Count how many lines hold the string "this". Answer with that number and nothing more.

>> start

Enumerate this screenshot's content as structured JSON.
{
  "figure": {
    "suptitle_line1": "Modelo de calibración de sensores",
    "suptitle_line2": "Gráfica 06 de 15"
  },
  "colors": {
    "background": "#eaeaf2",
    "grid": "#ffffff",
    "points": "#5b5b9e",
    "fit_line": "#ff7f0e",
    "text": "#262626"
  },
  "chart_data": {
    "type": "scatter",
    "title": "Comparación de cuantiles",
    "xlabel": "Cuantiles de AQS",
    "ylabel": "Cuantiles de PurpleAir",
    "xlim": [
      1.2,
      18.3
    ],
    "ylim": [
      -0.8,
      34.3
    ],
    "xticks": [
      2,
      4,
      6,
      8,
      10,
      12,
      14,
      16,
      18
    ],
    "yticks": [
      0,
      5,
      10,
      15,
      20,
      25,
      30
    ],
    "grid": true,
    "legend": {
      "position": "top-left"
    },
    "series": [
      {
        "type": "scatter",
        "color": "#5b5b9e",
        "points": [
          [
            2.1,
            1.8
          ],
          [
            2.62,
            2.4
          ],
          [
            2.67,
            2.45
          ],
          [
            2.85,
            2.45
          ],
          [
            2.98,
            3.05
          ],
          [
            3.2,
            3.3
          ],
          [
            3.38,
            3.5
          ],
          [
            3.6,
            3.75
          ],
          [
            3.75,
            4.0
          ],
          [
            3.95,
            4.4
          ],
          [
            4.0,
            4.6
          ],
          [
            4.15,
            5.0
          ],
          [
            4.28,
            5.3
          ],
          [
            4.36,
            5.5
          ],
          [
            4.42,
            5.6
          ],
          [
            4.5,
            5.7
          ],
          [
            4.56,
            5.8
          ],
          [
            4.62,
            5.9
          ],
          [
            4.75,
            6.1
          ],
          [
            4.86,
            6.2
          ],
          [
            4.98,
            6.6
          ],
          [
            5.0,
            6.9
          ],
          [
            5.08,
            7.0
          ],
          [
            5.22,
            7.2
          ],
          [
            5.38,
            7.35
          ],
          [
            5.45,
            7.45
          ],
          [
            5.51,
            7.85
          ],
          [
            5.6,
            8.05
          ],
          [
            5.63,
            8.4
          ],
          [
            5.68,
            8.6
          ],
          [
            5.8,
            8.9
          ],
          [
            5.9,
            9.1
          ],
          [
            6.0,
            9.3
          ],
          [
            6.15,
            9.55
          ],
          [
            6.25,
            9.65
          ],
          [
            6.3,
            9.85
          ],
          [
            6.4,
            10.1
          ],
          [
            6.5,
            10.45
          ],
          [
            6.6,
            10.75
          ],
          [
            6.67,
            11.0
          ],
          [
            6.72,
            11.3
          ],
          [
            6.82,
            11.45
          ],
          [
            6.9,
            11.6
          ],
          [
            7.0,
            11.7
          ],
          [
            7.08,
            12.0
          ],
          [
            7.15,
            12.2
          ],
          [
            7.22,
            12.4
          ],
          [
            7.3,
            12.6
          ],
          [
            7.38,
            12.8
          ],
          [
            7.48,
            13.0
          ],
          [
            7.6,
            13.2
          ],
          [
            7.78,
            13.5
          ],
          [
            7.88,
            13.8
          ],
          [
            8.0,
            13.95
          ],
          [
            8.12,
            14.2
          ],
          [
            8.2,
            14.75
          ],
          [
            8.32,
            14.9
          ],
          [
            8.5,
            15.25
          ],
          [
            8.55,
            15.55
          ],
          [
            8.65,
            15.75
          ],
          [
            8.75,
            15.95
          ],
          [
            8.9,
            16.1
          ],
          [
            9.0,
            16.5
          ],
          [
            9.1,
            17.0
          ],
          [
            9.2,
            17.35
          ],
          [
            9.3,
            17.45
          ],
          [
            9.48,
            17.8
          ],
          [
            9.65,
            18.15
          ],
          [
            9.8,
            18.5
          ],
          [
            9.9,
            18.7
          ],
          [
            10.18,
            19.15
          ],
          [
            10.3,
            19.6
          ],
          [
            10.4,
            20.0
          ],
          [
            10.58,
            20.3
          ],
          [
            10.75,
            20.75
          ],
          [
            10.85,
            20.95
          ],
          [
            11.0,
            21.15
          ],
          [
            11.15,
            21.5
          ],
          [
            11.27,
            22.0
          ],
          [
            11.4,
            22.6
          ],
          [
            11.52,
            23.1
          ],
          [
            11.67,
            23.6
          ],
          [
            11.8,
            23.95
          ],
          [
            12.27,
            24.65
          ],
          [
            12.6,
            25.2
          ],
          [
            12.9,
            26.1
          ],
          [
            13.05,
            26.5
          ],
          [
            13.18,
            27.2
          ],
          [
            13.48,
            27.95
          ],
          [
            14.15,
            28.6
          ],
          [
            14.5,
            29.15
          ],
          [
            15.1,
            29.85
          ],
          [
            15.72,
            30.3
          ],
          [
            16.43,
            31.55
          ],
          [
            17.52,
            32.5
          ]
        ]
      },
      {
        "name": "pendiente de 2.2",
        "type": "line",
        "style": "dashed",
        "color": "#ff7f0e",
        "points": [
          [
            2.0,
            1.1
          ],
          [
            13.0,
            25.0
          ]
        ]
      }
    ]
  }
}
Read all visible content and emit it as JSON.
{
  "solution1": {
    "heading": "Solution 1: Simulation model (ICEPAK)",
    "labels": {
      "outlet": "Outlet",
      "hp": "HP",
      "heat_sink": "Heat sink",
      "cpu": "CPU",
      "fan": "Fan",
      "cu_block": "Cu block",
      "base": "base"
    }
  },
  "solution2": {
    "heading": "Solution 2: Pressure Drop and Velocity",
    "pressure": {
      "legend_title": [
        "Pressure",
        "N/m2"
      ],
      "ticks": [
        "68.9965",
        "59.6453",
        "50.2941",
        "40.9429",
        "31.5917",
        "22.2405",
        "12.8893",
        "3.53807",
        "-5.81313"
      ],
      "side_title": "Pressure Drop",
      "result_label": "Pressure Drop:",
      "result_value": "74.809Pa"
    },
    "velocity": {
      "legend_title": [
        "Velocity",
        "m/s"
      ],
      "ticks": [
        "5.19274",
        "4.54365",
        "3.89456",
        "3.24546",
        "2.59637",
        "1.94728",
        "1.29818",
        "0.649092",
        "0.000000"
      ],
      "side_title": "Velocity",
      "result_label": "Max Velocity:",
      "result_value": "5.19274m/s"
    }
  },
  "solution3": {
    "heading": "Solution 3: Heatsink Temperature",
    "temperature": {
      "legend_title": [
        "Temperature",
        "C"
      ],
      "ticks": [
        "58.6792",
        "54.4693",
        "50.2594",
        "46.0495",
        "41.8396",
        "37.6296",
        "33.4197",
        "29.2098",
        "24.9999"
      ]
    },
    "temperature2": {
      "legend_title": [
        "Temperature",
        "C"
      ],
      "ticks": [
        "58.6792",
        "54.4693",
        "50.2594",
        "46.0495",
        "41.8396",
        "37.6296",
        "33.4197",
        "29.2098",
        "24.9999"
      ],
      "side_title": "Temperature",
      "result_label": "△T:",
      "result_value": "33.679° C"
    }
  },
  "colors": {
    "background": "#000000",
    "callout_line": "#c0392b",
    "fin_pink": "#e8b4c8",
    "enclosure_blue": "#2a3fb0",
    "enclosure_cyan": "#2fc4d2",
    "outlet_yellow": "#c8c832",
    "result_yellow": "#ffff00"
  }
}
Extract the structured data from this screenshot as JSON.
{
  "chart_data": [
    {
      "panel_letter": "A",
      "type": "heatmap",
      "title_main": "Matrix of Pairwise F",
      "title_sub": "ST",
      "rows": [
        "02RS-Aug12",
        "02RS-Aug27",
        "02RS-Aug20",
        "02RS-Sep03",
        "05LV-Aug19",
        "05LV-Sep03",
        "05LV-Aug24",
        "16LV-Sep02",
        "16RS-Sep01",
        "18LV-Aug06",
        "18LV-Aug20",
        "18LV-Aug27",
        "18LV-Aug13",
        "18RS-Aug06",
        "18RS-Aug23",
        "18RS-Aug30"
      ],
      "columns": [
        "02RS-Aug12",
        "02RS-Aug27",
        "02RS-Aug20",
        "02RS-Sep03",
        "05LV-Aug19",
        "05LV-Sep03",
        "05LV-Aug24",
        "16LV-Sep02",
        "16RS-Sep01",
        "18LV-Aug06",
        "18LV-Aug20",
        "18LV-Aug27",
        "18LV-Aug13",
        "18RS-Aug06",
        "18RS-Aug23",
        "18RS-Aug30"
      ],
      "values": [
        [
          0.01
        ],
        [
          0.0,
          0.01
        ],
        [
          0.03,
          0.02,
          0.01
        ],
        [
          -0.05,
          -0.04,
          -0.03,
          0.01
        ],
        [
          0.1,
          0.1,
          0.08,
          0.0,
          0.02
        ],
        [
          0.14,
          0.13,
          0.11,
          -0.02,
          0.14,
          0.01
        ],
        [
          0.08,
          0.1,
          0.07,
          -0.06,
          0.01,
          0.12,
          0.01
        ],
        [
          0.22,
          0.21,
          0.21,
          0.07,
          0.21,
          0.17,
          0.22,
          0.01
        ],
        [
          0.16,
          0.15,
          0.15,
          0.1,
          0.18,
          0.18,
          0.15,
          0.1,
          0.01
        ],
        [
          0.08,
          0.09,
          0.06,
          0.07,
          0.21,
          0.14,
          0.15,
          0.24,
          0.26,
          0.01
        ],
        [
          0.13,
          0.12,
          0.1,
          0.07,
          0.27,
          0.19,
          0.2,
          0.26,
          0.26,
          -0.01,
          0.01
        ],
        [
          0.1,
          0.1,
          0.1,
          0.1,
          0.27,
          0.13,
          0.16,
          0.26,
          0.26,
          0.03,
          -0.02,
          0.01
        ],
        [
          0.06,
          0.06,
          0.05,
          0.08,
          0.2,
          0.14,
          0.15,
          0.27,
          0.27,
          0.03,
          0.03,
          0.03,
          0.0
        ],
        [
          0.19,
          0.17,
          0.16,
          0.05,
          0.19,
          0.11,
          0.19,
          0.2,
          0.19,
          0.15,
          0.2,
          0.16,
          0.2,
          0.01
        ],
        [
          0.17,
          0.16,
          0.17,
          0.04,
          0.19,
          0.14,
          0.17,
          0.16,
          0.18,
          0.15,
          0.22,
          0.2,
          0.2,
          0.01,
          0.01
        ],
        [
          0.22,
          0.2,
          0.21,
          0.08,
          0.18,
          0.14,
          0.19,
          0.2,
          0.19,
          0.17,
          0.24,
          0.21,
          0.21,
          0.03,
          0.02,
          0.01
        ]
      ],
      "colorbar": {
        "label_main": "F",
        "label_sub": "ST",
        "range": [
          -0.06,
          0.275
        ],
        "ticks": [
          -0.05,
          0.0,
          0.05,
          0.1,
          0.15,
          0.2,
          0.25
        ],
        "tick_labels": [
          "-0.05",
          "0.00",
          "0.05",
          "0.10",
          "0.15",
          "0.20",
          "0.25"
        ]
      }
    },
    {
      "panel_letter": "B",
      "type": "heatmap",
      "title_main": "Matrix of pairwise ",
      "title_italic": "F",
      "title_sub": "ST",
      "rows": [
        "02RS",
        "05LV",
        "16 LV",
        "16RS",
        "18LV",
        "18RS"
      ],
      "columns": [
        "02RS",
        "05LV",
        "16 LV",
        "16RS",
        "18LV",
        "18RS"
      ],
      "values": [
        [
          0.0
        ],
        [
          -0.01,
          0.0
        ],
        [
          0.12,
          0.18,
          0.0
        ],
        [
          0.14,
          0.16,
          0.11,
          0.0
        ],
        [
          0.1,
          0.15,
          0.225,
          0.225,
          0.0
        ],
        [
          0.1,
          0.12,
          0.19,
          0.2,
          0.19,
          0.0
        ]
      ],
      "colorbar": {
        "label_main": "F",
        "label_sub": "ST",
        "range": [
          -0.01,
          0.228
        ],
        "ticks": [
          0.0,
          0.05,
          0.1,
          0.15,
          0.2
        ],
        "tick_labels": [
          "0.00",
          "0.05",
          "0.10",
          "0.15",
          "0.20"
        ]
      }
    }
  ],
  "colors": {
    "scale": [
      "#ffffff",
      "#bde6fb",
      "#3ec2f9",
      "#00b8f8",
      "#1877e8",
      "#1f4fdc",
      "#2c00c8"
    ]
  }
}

>> end

- _TASK RESPONSE_
2